Dataset records:
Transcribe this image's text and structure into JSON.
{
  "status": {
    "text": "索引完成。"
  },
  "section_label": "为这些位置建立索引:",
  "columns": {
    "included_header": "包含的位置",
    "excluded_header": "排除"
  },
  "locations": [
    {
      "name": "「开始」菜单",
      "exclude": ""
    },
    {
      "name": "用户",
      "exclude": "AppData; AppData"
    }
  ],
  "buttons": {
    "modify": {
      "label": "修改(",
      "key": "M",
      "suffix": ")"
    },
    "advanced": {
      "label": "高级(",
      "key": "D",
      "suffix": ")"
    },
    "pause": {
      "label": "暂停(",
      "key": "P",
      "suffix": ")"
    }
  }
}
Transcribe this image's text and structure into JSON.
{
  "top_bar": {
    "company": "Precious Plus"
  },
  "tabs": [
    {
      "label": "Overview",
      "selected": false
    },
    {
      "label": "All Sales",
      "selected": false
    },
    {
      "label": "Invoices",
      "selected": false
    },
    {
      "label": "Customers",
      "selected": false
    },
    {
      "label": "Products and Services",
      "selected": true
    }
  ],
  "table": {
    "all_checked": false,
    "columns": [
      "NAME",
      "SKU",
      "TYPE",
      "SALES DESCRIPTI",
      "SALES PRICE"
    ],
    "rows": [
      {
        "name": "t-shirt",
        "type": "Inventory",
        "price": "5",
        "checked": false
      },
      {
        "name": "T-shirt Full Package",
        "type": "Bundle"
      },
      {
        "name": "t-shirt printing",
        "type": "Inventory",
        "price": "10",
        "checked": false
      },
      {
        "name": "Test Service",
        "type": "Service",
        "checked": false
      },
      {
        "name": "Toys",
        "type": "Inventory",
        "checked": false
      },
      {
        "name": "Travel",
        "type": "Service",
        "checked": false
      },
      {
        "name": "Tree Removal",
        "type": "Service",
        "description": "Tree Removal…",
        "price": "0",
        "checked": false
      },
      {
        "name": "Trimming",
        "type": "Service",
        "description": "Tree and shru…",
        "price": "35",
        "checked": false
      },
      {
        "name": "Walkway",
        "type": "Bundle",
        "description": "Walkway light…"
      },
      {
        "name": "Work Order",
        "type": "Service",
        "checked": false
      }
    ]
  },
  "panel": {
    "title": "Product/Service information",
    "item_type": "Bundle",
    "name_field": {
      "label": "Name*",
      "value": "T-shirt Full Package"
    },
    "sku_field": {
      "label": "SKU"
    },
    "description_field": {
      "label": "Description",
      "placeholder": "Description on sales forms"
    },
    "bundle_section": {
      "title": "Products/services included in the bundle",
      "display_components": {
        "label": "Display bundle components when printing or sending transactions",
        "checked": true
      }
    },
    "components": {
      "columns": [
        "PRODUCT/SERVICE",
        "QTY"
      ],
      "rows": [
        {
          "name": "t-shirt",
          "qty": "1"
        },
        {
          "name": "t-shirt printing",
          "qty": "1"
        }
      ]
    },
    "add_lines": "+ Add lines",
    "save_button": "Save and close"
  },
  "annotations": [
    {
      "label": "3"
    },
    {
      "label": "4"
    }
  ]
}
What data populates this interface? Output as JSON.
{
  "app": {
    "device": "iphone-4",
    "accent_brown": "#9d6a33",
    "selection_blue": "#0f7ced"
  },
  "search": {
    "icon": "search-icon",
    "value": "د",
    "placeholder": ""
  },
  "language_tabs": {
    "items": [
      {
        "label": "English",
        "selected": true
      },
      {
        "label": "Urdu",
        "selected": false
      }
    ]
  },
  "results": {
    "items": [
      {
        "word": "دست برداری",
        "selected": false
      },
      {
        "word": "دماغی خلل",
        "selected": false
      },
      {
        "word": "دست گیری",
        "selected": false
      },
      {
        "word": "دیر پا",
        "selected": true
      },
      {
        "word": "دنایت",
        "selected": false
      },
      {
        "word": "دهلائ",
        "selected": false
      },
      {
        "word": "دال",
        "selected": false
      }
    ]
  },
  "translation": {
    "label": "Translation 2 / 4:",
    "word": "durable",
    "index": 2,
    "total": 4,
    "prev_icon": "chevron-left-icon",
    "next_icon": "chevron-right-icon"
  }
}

• SHORT PROBLEM: Repeat the records exactly, including every line.

• EXPECTED ANSWER:
Transcribe this image's text and structure into JSON.
{
  "status": {
    "text": "索引完成。"
  },
  "section_label": "为这些位置建立索引:",
  "columns": {
    "included_header": "包含的位置",
    "excluded_header": "排除"
  },
  "locations": [
    {
      "name": "「开始」菜单",
      "exclude": ""
    },
    {
      "name": "用户",
      "exclude": "AppData; AppData"
    }
  ],
  "buttons": {
    "modify": {
      "label": "修改(",
      "key": "M",
      "suffix": ")"
    },
    "advanced": {
      "label": "高级(",
      "key": "D",
      "suffix": ")"
    },
    "pause": {
      "label": "暂停(",
      "key": "P",
      "suffix": ")"
    }
  }
}
Transcribe this image's text and structure into JSON.
{
  "top_bar": {
    "company": "Precious Plus"
  },
  "tabs": [
    {
      "label": "Overview",
      "selected": false
    },
    {
      "label": "All Sales",
      "selected": false
    },
    {
      "label": "Invoices",
      "selected": false
    },
    {
      "label": "Customers",
      "selected": false
    },
    {
      "label": "Products and Services",
      "selected": true
    }
  ],
  "table": {
    "all_checked": false,
    "columns": [
      "NAME",
      "SKU",
      "TYPE",
      "SALES DESCRIPTI",
      "SALES PRICE"
    ],
    "rows": [
      {
        "name": "t-shirt",
        "type": "Inventory",
        "price": "5",
        "checked": false
      },
      {
        "name": "T-shirt Full Package",
        "type": "Bundle"
      },
      {
        "name": "t-shirt printing",
        "type": "Inventory",
        "price": "10",
        "checked": false
      },
      {
        "name": "Test Service",
        "type": "Service",
        "checked": false
      },
      {
        "name": "Toys",
        "type": "Inventory",
        "checked": false
      },
      {
        "name": "Travel",
        "type": "Service",
        "checked": false
      },
      {
        "name": "Tree Removal",
        "type": "Service",
        "description": "Tree Removal…",
        "price": "0",
        "checked": false
      },
      {
        "name": "Trimming",
        "type": "Service",
        "description": "Tree and shru…",
        "price": "35",
        "checked": false
      },
      {
        "name": "Walkway",
        "type": "Bundle",
        "description": "Walkway light…"
      },
      {
        "name": "Work Order",
        "type": "Service",
        "checked": false
      }
    ]
  },
  "panel": {
    "title": "Product/Service information",
    "item_type": "Bundle",
    "name_field": {
      "label": "Name*",
      "value": "T-shirt Full Package"
    },
    "sku_field": {
      "label": "SKU"
    },
    "description_field": {
      "label": "Description",
      "placeholder": "Description on sales forms"
    },
    "bundle_section": {
      "title": "Products/services included in the bundle",
      "display_components": {
        "label": "Display bundle components when printing or sending transactions",
        "checked": true
      }
    },
    "components": {
      "columns": [
        "PRODUCT/SERVICE",
        "QTY"
      ],
      "rows": [
        {
          "name": "t-shirt",
          "qty": "1"
        },
        {
          "name": "t-shirt printing",
          "qty": "1"
        }
      ]
    },
    "add_lines": "+ Add lines",
    "save_button": "Save and close"
  },
  "annotations": [
    {
      "label": "3"
    },
    {
      "label": "4"
    }
  ]
}
What data populates this interface? Output as JSON.
{
  "app": {
    "device": "iphone-4",
    "accent_brown": "#9d6a33",
    "selection_blue": "#0f7ced"
  },
  "search": {
    "icon": "search-icon",
    "value": "د",
    "placeholder": ""
  },
  "language_tabs": {
    "items": [
      {
        "label": "English",
        "selected": true
      },
      {
        "label": "Urdu",
        "selected": false
      }
    ]
  },
  "results": {
    "items": [
      {
        "word": "دست برداری",
        "selected": false
      },
      {
        "word": "دماغی خلل",
        "selected": false
      },
      {
        "word": "دست گیری",
        "selected": false
      },
      {
        "word": "دیر پا",
        "selected": true
      },
      {
        "word": "دنایت",
        "selected": false
      },
      {
        "word": "دهلائ",
        "selected": false
      },
      {
        "word": "دال",
        "selected": false
      }
    ]
  },
  "translation": {
    "label": "Translation 2 / 4:",
    "word": "durable",
    "index": 2,
    "total": 4,
    "prev_icon": "chevron-left-icon",
    "next_icon": "chevron-right-icon"
  }
}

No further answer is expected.